» **Problem details**
Find the string "тайна" in the listing and report every line that has it.

» **Raw data**
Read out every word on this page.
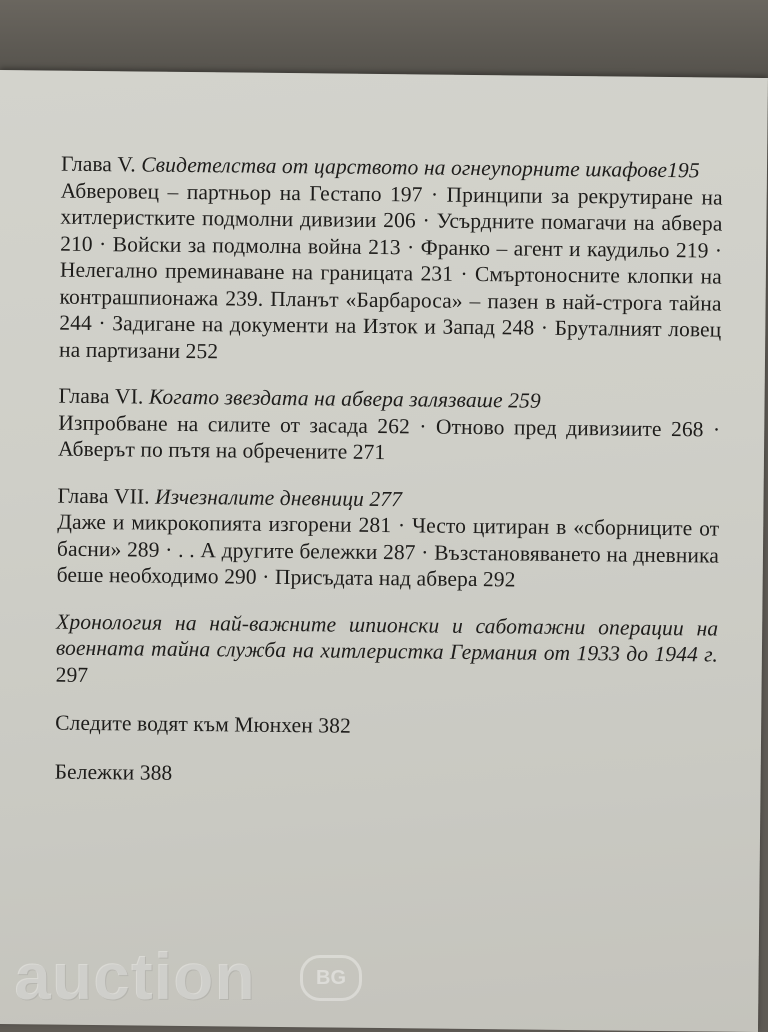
Глава V. Свидетелства от царството на огнеупорните шкафове195
Абверовец – партньор на Гестапо 197 · Принципи за рекрутиране на хитлеристките подмолни дивизии 206 · Усърдните помагачи на абвера 210 · Войски за подмолна война 213 · Франко – агент и каудильо 219 · Нелегално преминаване на границата 231 · Смъртоносните клопки на контрашпионажа 239. Планът «Барбароса» – пазен в най-строга тайна 244 · Задигане на документи на Изток и Запад 248 · Бруталният ловец на партизани 252
Глава VI. Когато звездата на абвера залязваше 259
Изпробване на силите от засада 262 · Отново пред дивизиите 268 · Абверът по пътя на обречените 271
Глава VII. Изчезналите дневници 277
Даже и микрокопията изгорени 281 · Често цитиран в «сборниците от басни» 289 · . . А другите бележки 287 · Възстановяването на дневника беше необходимо 290 · Присъдата над абвера 292
Хронология на най-важните шпионски и саботажни операции на военната тайна служба на хитлеристка Германия от 1933 до 1944 г. 297
Следите водят към Мюнхен 382
Бележки 388
auction	BG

» **Task answer**
Абверовец – партньор на Гестапо 197 · Принципи за рекрутиране на хитлеристките подмолни дивизии 206 · Усърдните помагачи на абвера 210 · Войски за подмолна война 213 · Франко – агент и каудильо 219 · Нелегално преминаване на границата 231 · Смъртоносните клопки на контрашпионажа 239. Планът «Барбароса» – пазен в най-строга тайна 244 · Задигане на документи на Изток и Запад 248 · Бруталният ловец на партизани 252
Хронология на най-важните шпионски и саботажни операции на военната тайна служба на хитлеристка Германия от 1933 до 1944 г. 297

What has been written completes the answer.